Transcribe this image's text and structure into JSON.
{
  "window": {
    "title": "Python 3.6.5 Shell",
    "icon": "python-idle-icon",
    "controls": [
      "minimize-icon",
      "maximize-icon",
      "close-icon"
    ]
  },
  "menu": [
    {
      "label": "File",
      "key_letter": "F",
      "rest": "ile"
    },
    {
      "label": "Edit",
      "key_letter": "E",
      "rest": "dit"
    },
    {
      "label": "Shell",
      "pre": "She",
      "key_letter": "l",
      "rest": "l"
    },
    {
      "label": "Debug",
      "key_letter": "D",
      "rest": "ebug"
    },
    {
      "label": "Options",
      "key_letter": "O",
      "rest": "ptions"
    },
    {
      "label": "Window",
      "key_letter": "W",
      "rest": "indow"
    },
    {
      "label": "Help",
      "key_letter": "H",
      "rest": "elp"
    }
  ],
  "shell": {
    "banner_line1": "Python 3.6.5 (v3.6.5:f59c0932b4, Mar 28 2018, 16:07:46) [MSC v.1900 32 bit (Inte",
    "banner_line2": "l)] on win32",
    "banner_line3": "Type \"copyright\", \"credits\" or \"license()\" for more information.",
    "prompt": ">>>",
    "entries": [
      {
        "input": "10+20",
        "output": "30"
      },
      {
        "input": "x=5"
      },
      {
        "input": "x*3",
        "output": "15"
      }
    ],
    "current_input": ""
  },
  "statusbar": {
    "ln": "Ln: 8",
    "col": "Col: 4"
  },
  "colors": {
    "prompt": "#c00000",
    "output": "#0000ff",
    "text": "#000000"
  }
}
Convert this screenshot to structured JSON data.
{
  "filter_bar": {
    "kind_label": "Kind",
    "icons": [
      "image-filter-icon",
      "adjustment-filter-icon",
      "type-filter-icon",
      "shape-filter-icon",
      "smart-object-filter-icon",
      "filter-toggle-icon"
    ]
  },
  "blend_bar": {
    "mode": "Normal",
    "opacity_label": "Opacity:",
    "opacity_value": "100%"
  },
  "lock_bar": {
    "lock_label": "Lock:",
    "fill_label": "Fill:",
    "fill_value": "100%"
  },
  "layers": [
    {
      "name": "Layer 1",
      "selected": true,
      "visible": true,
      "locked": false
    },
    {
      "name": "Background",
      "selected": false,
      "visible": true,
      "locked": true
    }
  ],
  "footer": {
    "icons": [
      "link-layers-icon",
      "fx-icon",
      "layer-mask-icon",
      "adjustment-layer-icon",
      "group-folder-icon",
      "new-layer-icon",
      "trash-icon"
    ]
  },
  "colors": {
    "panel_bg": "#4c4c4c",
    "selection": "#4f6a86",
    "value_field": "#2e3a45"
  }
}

## GOAL OF THE EXERCISE
Each entry above needs to be retyped exactly.

## RESPONSE
Transcribe this image's text and structure into JSON.
{
  "window": {
    "title": "Python 3.6.5 Shell",
    "icon": "python-idle-icon",
    "controls": [
      "minimize-icon",
      "maximize-icon",
      "close-icon"
    ]
  },
  "menu": [
    {
      "label": "File",
      "key_letter": "F",
      "rest": "ile"
    },
    {
      "label": "Edit",
      "key_letter": "E",
      "rest": "dit"
    },
    {
      "label": "Shell",
      "pre": "She",
      "key_letter": "l",
      "rest": "l"
    },
    {
      "label": "Debug",
      "key_letter": "D",
      "rest": "ebug"
    },
    {
      "label": "Options",
      "key_letter": "O",
      "rest": "ptions"
    },
    {
      "label": "Window",
      "key_letter": "W",
      "rest": "indow"
    },
    {
      "label": "Help",
      "key_letter": "H",
      "rest": "elp"
    }
  ],
  "shell": {
    "banner_line1": "Python 3.6.5 (v3.6.5:f59c0932b4, Mar 28 2018, 16:07:46) [MSC v.1900 32 bit (Inte",
    "banner_line2": "l)] on win32",
    "banner_line3": "Type \"copyright\", \"credits\" or \"license()\" for more information.",
    "prompt": ">>>",
    "entries": [
      {
        "input": "10+20",
        "output": "30"
      },
      {
        "input": "x=5"
      },
      {
        "input": "x*3",
        "output": "15"
      }
    ],
    "current_input": ""
  },
  "statusbar": {
    "ln": "Ln: 8",
    "col": "Col: 4"
  },
  "colors": {
    "prompt": "#c00000",
    "output": "#0000ff",
    "text": "#000000"
  }
}
Convert this screenshot to structured JSON data.
{
  "filter_bar": {
    "kind_label": "Kind",
    "icons": [
      "image-filter-icon",
      "adjustment-filter-icon",
      "type-filter-icon",
      "shape-filter-icon",
      "smart-object-filter-icon",
      "filter-toggle-icon"
    ]
  },
  "blend_bar": {
    "mode": "Normal",
    "opacity_label": "Opacity:",
    "opacity_value": "100%"
  },
  "lock_bar": {
    "lock_label": "Lock:",
    "fill_label": "Fill:",
    "fill_value": "100%"
  },
  "layers": [
    {
      "name": "Layer 1",
      "selected": true,
      "visible": true,
      "locked": false
    },
    {
      "name": "Background",
      "selected": false,
      "visible": true,
      "locked": true
    }
  ],
  "footer": {
    "icons": [
      "link-layers-icon",
      "fx-icon",
      "layer-mask-icon",
      "adjustment-layer-icon",
      "group-folder-icon",
      "new-layer-icon",
      "trash-icon"
    ]
  },
  "colors": {
    "panel_bg": "#4c4c4c",
    "selection": "#4f6a86",
    "value_field": "#2e3a45"
  }
}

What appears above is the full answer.